_WHAT THE EXERCISE ASKS_:
All records should be reproduced verbatim.

_DATA EXTRACT_:
____

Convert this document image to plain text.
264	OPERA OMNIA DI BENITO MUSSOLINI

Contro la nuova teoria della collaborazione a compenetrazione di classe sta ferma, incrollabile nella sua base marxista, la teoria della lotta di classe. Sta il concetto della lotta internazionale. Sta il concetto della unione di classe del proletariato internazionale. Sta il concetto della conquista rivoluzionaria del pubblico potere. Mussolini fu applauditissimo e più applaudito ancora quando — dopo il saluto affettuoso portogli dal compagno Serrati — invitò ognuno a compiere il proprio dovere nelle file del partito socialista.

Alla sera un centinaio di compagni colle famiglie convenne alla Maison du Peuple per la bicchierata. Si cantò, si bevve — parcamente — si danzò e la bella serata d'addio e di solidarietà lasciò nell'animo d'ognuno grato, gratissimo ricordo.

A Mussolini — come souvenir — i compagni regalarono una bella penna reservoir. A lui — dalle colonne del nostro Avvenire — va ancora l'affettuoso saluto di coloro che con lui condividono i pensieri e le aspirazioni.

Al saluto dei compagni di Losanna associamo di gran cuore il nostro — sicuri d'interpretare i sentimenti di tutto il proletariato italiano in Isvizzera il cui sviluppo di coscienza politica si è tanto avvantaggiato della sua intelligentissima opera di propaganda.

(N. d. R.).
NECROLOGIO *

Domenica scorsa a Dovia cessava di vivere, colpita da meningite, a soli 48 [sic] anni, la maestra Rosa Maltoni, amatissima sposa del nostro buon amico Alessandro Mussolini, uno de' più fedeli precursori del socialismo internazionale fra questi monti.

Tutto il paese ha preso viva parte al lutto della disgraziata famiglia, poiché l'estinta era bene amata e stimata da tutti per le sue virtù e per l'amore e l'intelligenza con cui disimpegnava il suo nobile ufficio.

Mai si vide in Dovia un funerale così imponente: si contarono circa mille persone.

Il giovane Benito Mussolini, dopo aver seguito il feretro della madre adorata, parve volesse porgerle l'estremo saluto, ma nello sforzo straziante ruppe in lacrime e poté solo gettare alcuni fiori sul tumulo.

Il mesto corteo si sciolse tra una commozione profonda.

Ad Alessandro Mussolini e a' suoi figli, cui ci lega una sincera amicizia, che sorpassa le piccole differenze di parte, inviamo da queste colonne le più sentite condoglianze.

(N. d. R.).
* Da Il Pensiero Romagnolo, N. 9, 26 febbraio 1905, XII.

____

_THE REPLY_:
Convert this document image to plain text.
264	OPERA OMNIA DI BENITO MUSSOLINI

Contro la nuova teoria della collaborazione a compenetrazione di classe sta ferma, incrollabile nella sua base marxista, la teoria della lotta di classe. Sta il concetto della lotta internazionale. Sta il concetto della unione di classe del proletariato internazionale. Sta il concetto della conquista rivoluzionaria del pubblico potere. Mussolini fu applauditissimo e più applaudito ancora quando — dopo il saluto affettuoso portogli dal compagno Serrati — invitò ognuno a compiere il proprio dovere nelle file del partito socialista.

Alla sera un centinaio di compagni colle famiglie convenne alla Maison du Peuple per la bicchierata. Si cantò, si bevve — parcamente — si danzò e la bella serata d'addio e di solidarietà lasciò nell'animo d'ognuno grato, gratissimo ricordo.

A Mussolini — come souvenir — i compagni regalarono una bella penna reservoir. A lui — dalle colonne del nostro Avvenire — va ancora l'affettuoso saluto di coloro che con lui condividono i pensieri e le aspirazioni.

Al saluto dei compagni di Losanna associamo di gran cuore il nostro — sicuri d'interpretare i sentimenti di tutto il proletariato italiano in Isvizzera il cui sviluppo di coscienza politica si è tanto avvantaggiato della sua intelligentissima opera di propaganda.

(N. d. R.).
NECROLOGIO *

Domenica scorsa a Dovia cessava di vivere, colpita da meningite, a soli 48 [sic] anni, la maestra Rosa Maltoni, amatissima sposa del nostro buon amico Alessandro Mussolini, uno de' più fedeli precursori del socialismo internazionale fra questi monti.

Tutto il paese ha preso viva parte al lutto della disgraziata famiglia, poiché l'estinta era bene amata e stimata da tutti per le sue virtù e per l'amore e l'intelligenza con cui disimpegnava il suo nobile ufficio.

Mai si vide in Dovia un funerale così imponente: si contarono circa mille persone.

Il giovane Benito Mussolini, dopo aver seguito il feretro della madre adorata, parve volesse porgerle l'estremo saluto, ma nello sforzo straziante ruppe in lacrime e poté solo gettare alcuni fiori sul tumulo.

Il mesto corteo si sciolse tra una commozione profonda.

Ad Alessandro Mussolini e a' suoi figli, cui ci lega una sincera amicizia, che sorpassa le piccole differenze di parte, inviamo da queste colonne le più sentite condoglianze.

(N. d. R.).
* Da Il Pensiero Romagnolo, N. 9, 26 febbraio 1905, XII.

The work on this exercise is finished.